◆ Work to do:
Make an exact copy of the records, dropping all pictures.

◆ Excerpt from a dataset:
---*---

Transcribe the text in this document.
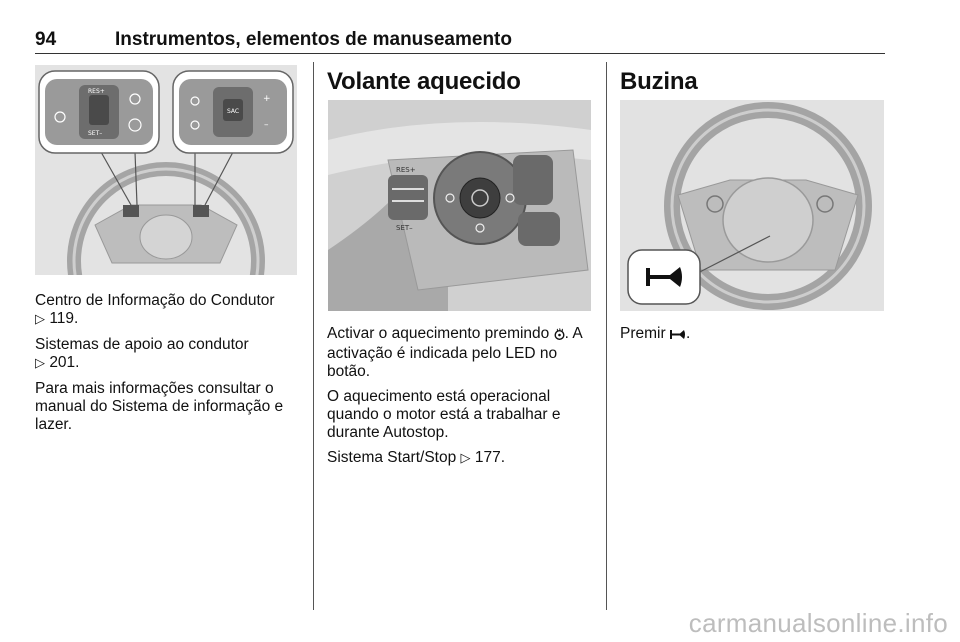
94	Instrumentos, elementos de manuseamento
RES+
SET–
SAC
+
–

Centro de Informação do Condutor
▷ 119.

Sistemas de apoio ao condutor
▷ 201.

Para mais informações consultar o manual do Sistema de informação e lazer.

Volante aquecido
RES+
SET–

Activar o aquecimento premindo . A activação é indicada pelo LED no botão.

O aquecimento está operacional quando o motor está a trabalhar e durante Autostop.

Sistema Start/Stop ▷ 177.

Buzina

Premir .

carmanualsonline.info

---*---

◆ Exercise result:
Transcribe the text in this document.
94	Instrumentos, elementos de manuseamento
RES+
SET–
SAC
+
–

Centro de Informação do Condutor
▷ 119.

Sistemas de apoio ao condutor
▷ 201.

Para mais informações consultar o manual do Sistema de informação e lazer.

Volante aquecido
RES+
SET–

Activar o aquecimento premindo . A activação é indicada pelo LED no botão.

O aquecimento está operacional quando o motor está a trabalhar e durante Autostop.

Sistema Start/Stop ▷ 177.

Buzina

Premir .

carmanualsonline.info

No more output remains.